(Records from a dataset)
%%

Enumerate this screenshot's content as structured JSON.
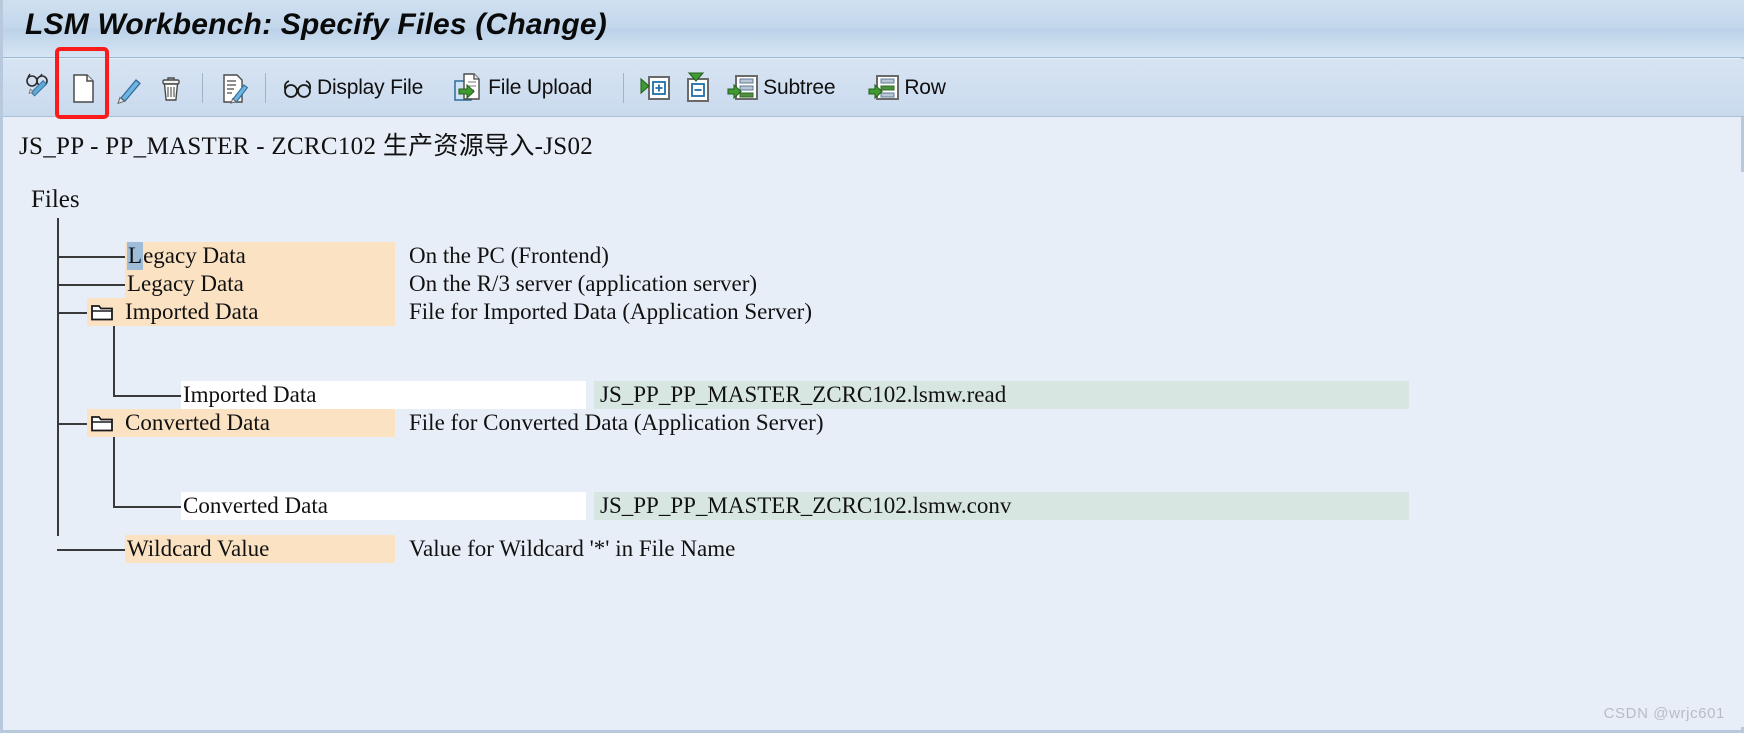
{
  "window": {
    "title": "LSM Workbench: Specify Files (Change)"
  },
  "toolbar": {
    "items": [
      {
        "icon": "glasses-pencil-icon",
        "label": ""
      },
      {
        "icon": "new-document-icon",
        "label": ""
      },
      {
        "icon": "pencil-icon",
        "label": ""
      },
      {
        "icon": "trash-icon",
        "label": ""
      },
      {
        "icon": "edit-document-icon",
        "label": ""
      },
      {
        "icon": "glasses-icon",
        "label": "Display File"
      },
      {
        "icon": "file-upload-icon",
        "label": "File Upload"
      },
      {
        "icon": "expand-node-icon",
        "label": ""
      },
      {
        "icon": "collapse-node-icon",
        "label": ""
      },
      {
        "icon": "subtree-icon",
        "label": "Subtree"
      },
      {
        "icon": "row-icon",
        "label": "Row"
      }
    ],
    "display_file_label": "Display File",
    "file_upload_label": "File Upload",
    "subtree_label": "Subtree",
    "row_label": "Row"
  },
  "breadcrumb": {
    "text": "JS_PP - PP_MASTER - ZCRC102 生产资源导入-JS02"
  },
  "tree": {
    "root_label": "Files",
    "rows": [
      {
        "name": "Legacy Data",
        "selected_char": "L",
        "rest": "egacy Data",
        "description": "On the PC (Frontend)",
        "value": "",
        "style": "tan",
        "icon": "none"
      },
      {
        "name": "Legacy Data",
        "description": "On the R/3 server (application server)",
        "value": "",
        "style": "tan",
        "icon": "none"
      },
      {
        "name": "Imported Data",
        "description": "File for Imported Data (Application Server)",
        "value": "",
        "style": "tan",
        "icon": "folder-icon"
      },
      {
        "name": "Imported Data",
        "description": "",
        "value": "JS_PP_PP_MASTER_ZCRC102.lsmw.read",
        "style": "white",
        "icon": "none"
      },
      {
        "name": "Converted Data",
        "description": "File for Converted Data (Application Server)",
        "value": "",
        "style": "tan",
        "icon": "folder-icon"
      },
      {
        "name": "Converted Data",
        "description": "",
        "value": "JS_PP_PP_MASTER_ZCRC102.lsmw.conv",
        "style": "white",
        "icon": "none"
      },
      {
        "name": "Wildcard Value",
        "description": "Value for Wildcard '*' in File Name",
        "value": "",
        "style": "tan",
        "icon": "none"
      }
    ]
  },
  "annotation": {
    "highlight_target": "new-document-icon",
    "highlight_color": "#fc1b1b"
  },
  "watermark": {
    "text": "CSDN @wrjc601"
  },
  "colors": {
    "title_bar": "#c3d7ec",
    "toolbar": "#cfdef0",
    "canvas": "#e8eef7",
    "node_tan": "#fae2c3",
    "node_white": "#ffffff",
    "value_green": "#d8e6e2",
    "selection_blue": "#9fbcd8"
  }
}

%%

→ **Short problem**
Copy the data word for word. Pictures do not go in the copy.

→ **Solution below**
Enumerate this screenshot's content as structured JSON.
{
  "window": {
    "title": "LSM Workbench: Specify Files (Change)"
  },
  "toolbar": {
    "items": [
      {
        "icon": "glasses-pencil-icon",
        "label": ""
      },
      {
        "icon": "new-document-icon",
        "label": ""
      },
      {
        "icon": "pencil-icon",
        "label": ""
      },
      {
        "icon": "trash-icon",
        "label": ""
      },
      {
        "icon": "edit-document-icon",
        "label": ""
      },
      {
        "icon": "glasses-icon",
        "label": "Display File"
      },
      {
        "icon": "file-upload-icon",
        "label": "File Upload"
      },
      {
        "icon": "expand-node-icon",
        "label": ""
      },
      {
        "icon": "collapse-node-icon",
        "label": ""
      },
      {
        "icon": "subtree-icon",
        "label": "Subtree"
      },
      {
        "icon": "row-icon",
        "label": "Row"
      }
    ],
    "display_file_label": "Display File",
    "file_upload_label": "File Upload",
    "subtree_label": "Subtree",
    "row_label": "Row"
  },
  "breadcrumb": {
    "text": "JS_PP - PP_MASTER - ZCRC102 生产资源导入-JS02"
  },
  "tree": {
    "root_label": "Files",
    "rows": [
      {
        "name": "Legacy Data",
        "selected_char": "L",
        "rest": "egacy Data",
        "description": "On the PC (Frontend)",
        "value": "",
        "style": "tan",
        "icon": "none"
      },
      {
        "name": "Legacy Data",
        "description": "On the R/3 server (application server)",
        "value": "",
        "style": "tan",
        "icon": "none"
      },
      {
        "name": "Imported Data",
        "description": "File for Imported Data (Application Server)",
        "value": "",
        "style": "tan",
        "icon": "folder-icon"
      },
      {
        "name": "Imported Data",
        "description": "",
        "value": "JS_PP_PP_MASTER_ZCRC102.lsmw.read",
        "style": "white",
        "icon": "none"
      },
      {
        "name": "Converted Data",
        "description": "File for Converted Data (Application Server)",
        "value": "",
        "style": "tan",
        "icon": "folder-icon"
      },
      {
        "name": "Converted Data",
        "description": "",
        "value": "JS_PP_PP_MASTER_ZCRC102.lsmw.conv",
        "style": "white",
        "icon": "none"
      },
      {
        "name": "Wildcard Value",
        "description": "Value for Wildcard '*' in File Name",
        "value": "",
        "style": "tan",
        "icon": "none"
      }
    ]
  },
  "annotation": {
    "highlight_target": "new-document-icon",
    "highlight_color": "#fc1b1b"
  },
  "watermark": {
    "text": "CSDN @wrjc601"
  },
  "colors": {
    "title_bar": "#c3d7ec",
    "toolbar": "#cfdef0",
    "canvas": "#e8eef7",
    "node_tan": "#fae2c3",
    "node_white": "#ffffff",
    "value_green": "#d8e6e2",
    "selection_blue": "#9fbcd8"
  }
}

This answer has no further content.